_PARTS OF THE EXERCISE_
1) Answer these from the passage on the grandmother's family search:
(a) In what year were the State School children's court records still sealed?
(b) In what town and state were the grandmother's father, brothers, and cousins living?
(c) How many relatives from the great-grandmother's family attended the reunion?
2) Retype the passage on the grandmother's family search from "Seeing a psychologist" to "the search began.", keeping every word and mark unchanged.

_TEXT_
#####

Seeing a psychologist wasn’t as acceptable as it is now, but telling her story began the healing process for her. One of her daughters thought finding Grandma’s lost family might help ease her loneliness or possibly bring healing, and so the search began.

The court records of the State School children were still sealed in 1976. Grandma had been told previously when inquiring about her family that she’d be better off not knowing where they were. She may find a relative who would then become a burden to her. But with perseverance and through connections with other children from the State School, Grandma located her father, two brothers, and numerous cousins on her mother’s side,all still living in Deer River, Minnesota.

In July 1979, Grandma, my dad, two aunts, two cousins, an uncle, and I drove to Deer River for a family reunion. Over twenty relatives from my great-grandmother’s family attended. The resemblance of many of them to my grandma was undeniable. Her brother Alfred, with his round face, full head of graying hair, and thick mustache, looked like an older version of my dad. Great-grandma was German, and pictures of Grandma in her younger years reminded me of the German women I’d seen from World War II pictures.

#####

_DATASET EXCERPTS_
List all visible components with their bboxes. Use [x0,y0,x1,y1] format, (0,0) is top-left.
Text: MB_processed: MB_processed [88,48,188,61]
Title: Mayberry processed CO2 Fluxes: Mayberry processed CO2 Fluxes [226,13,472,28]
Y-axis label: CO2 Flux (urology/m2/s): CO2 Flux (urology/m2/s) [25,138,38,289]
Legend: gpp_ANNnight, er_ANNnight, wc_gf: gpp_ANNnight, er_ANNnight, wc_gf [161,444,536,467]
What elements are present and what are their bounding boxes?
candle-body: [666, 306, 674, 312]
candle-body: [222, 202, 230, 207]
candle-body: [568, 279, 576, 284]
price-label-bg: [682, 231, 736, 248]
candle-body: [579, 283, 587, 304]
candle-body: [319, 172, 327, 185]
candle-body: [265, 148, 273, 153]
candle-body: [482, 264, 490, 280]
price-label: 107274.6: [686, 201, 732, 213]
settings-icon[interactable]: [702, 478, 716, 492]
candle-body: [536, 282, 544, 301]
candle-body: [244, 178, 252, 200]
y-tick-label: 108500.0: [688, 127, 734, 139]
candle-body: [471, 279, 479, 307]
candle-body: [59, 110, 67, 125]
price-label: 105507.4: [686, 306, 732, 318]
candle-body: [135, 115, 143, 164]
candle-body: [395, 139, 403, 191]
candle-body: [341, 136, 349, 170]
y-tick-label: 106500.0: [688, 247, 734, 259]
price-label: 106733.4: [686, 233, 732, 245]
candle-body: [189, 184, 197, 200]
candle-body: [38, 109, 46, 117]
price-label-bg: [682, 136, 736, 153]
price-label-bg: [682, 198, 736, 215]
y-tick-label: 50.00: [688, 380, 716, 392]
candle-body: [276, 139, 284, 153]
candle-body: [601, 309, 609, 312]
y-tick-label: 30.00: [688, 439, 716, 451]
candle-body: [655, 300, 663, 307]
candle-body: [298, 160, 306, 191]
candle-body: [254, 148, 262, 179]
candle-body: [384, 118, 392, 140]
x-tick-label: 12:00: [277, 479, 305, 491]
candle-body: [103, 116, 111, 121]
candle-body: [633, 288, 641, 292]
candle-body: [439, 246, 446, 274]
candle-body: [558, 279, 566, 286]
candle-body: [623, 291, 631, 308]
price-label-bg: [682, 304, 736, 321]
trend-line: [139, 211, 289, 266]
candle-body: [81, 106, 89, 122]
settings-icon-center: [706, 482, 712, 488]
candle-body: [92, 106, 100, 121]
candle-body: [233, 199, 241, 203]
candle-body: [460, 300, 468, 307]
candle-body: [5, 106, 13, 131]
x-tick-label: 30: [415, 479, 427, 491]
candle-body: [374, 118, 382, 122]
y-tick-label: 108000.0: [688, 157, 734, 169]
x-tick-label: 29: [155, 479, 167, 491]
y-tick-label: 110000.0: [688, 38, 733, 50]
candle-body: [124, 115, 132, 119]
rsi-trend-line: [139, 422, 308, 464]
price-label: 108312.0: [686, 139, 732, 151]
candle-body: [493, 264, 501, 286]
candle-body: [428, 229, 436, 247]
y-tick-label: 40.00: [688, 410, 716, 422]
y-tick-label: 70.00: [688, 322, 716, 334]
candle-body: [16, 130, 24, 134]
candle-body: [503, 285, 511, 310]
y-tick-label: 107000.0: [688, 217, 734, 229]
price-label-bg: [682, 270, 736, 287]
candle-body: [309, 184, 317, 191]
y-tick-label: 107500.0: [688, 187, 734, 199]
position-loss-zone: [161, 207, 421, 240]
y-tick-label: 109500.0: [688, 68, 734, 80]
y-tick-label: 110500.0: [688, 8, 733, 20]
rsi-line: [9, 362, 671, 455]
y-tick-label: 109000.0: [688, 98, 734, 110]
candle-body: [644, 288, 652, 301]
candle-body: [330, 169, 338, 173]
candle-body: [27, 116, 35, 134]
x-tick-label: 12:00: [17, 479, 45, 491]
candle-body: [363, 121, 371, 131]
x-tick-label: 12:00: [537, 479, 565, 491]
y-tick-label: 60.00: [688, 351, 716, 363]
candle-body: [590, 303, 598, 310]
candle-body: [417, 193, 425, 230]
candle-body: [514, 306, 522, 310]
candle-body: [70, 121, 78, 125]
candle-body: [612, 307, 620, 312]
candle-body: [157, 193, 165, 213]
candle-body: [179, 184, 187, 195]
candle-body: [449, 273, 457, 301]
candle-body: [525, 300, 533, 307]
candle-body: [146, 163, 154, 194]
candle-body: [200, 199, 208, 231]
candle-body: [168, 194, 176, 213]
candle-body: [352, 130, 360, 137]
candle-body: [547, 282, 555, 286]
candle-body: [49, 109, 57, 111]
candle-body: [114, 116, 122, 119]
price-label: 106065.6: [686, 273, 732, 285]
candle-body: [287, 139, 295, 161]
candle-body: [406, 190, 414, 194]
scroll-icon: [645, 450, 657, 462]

#####

_RESULTS FOR EACH TASK_
1)
(a) 1976
(b) Deer River, Minnesota
(c) Over twenty

2)
Seeing a psychologist wasn’t as acceptable as it is now, but telling her story began the healing process for her. One of her daughters thought finding Grandma’s lost family might help ease her loneliness or possibly bring healing, and so the search began.